[Extracted data entries]
__________________________________________________

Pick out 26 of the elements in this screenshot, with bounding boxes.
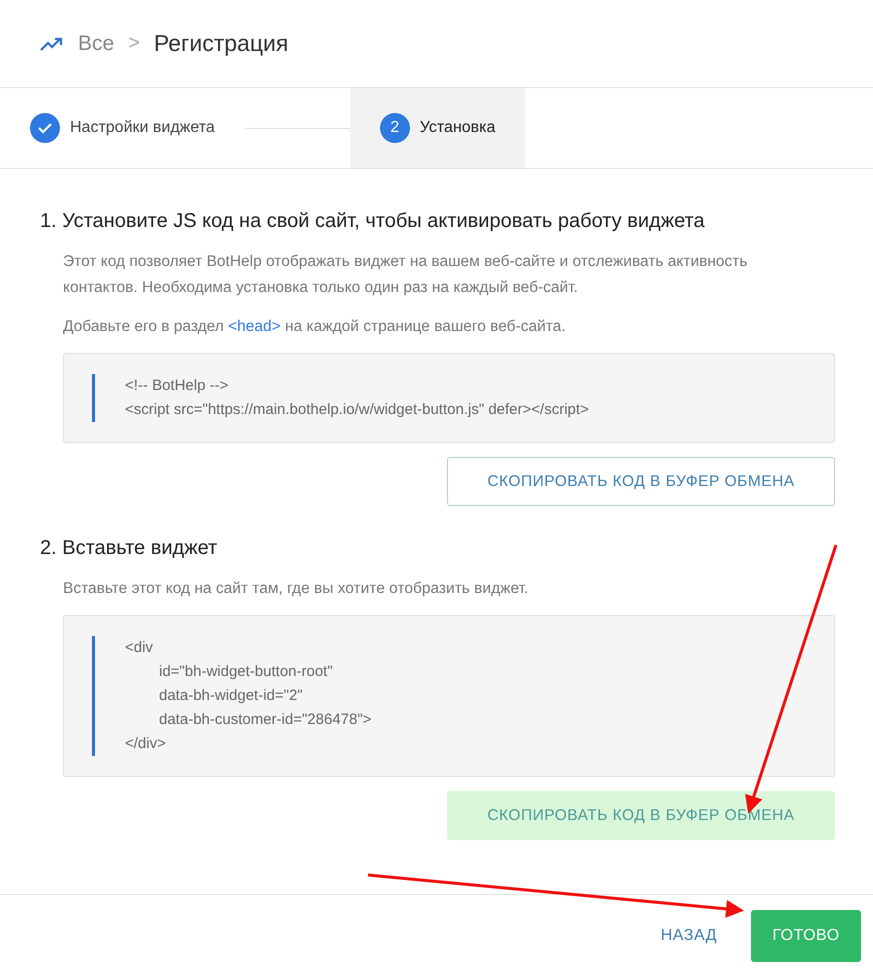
code-line: id="bh-widget-button-root" bbox=[158, 662, 334, 682]
paragraph: Этот код позволяет BotHelp отображать виджет на вашем веб-сайте и отслеживать активность контактов. Необходима установка только один раз на каждый веб-сайт. bbox=[63, 252, 748, 298]
code-line: data-bh-customer-id="286478"> bbox=[158, 710, 372, 730]
code-line: </div> bbox=[125, 734, 167, 754]
back-button[interactable]: НАЗАД bbox=[654, 926, 723, 946]
section-heading: 1. Установите JS код на свой сайт, чтобы активировать работу виджета bbox=[40, 210, 706, 233]
step-label: Настройки виджета bbox=[70, 119, 215, 137]
copy-code-button[interactable]: СКОПИРОВАТЬ КОД В БУФЕР ОБМЕНА bbox=[447, 791, 835, 840]
head-link[interactable]: <head> bbox=[228, 318, 281, 335]
code-line: <script src="https://main.bothelp.io/w/widget-button.js" defer></script> bbox=[125, 400, 589, 420]
code-line: <!-- BotHelp --> bbox=[125, 376, 230, 396]
breadcrumb-link[interactable]: Все bbox=[78, 32, 114, 56]
page-title: Регистрация bbox=[154, 30, 288, 57]
done-button[interactable]: ГОТОВО bbox=[751, 910, 861, 962]
section-heading: 2. Вставьте виджет bbox=[40, 537, 218, 560]
step-number: 2 bbox=[380, 113, 410, 143]
trend-icon bbox=[40, 36, 64, 50]
step-tab[interactable]: Настройки виджета bbox=[30, 88, 245, 168]
step-tab[interactable]: 2 Установка bbox=[350, 88, 526, 168]
step-label: Установка bbox=[420, 119, 496, 137]
code-line: data-bh-widget-id="2" bbox=[158, 686, 304, 706]
paragraph: Вставьте этот код на сайт там, где вы хотите отобразить виджет. bbox=[63, 579, 530, 599]
code-line: <div bbox=[125, 638, 154, 658]
breadcrumb-separator: > bbox=[128, 32, 140, 55]
copy-code-button[interactable]: СКОПИРОВАТЬ КОД В БУФЕР ОБМЕНА bbox=[447, 457, 835, 506]
paragraph: Добавьте его в раздел <head> на каждой странице вашего веб-сайта. bbox=[63, 317, 567, 337]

__________________________________________________

■ Work instructions
Switch every "code-line" in the listing above to "code-row" and write the listing out again with nothing else changed. Leave the pictures out.

■ Expected answer
Pick out 26 of the elements in this screenshot, with bounding boxes.
code-row: id="bh-widget-button-root" bbox=[158, 662, 334, 682]
paragraph: Этот код позволяет BotHelp отображать виджет на вашем веб-сайте и отслеживать активность контактов. Необходима установка только один раз на каждый веб-сайт. bbox=[63, 252, 748, 298]
code-row: data-bh-customer-id="286478"> bbox=[158, 710, 372, 730]
code-row: </div> bbox=[125, 734, 167, 754]
back-button[interactable]: НАЗАД bbox=[654, 926, 723, 946]
section-heading: 1. Установите JS код на свой сайт, чтобы активировать работу виджета bbox=[40, 210, 706, 233]
step-label: Настройки виджета bbox=[70, 119, 215, 137]
copy-code-button[interactable]: СКОПИРОВАТЬ КОД В БУФЕР ОБМЕНА bbox=[447, 791, 835, 840]
head-link[interactable]: <head> bbox=[228, 318, 281, 335]
code-row: <script src="https://main.bothelp.io/w/widget-button.js" defer></script> bbox=[125, 400, 589, 420]
code-row: <!-- BotHelp --> bbox=[125, 376, 230, 396]
breadcrumb-link[interactable]: Все bbox=[78, 32, 114, 56]
page-title: Регистрация bbox=[154, 30, 288, 57]
done-button[interactable]: ГОТОВО bbox=[751, 910, 861, 962]
section-heading: 2. Вставьте виджет bbox=[40, 537, 218, 560]
step-number: 2 bbox=[380, 113, 410, 143]
trend-icon bbox=[40, 36, 64, 50]
step-tab[interactable]: Настройки виджета bbox=[30, 88, 245, 168]
step-tab[interactable]: 2 Установка bbox=[350, 88, 526, 168]
step-label: Установка bbox=[420, 119, 496, 137]
code-row: data-bh-widget-id="2" bbox=[158, 686, 304, 706]
paragraph: Вставьте этот код на сайт там, где вы хотите отобразить виджет. bbox=[63, 579, 530, 599]
code-row: <div bbox=[125, 638, 154, 658]
breadcrumb-separator: > bbox=[128, 32, 140, 55]
copy-code-button[interactable]: СКОПИРОВАТЬ КОД В БУФЕР ОБМЕНА bbox=[447, 457, 835, 506]
paragraph: Добавьте его в раздел <head> на каждой странице вашего веб-сайта. bbox=[63, 317, 567, 337]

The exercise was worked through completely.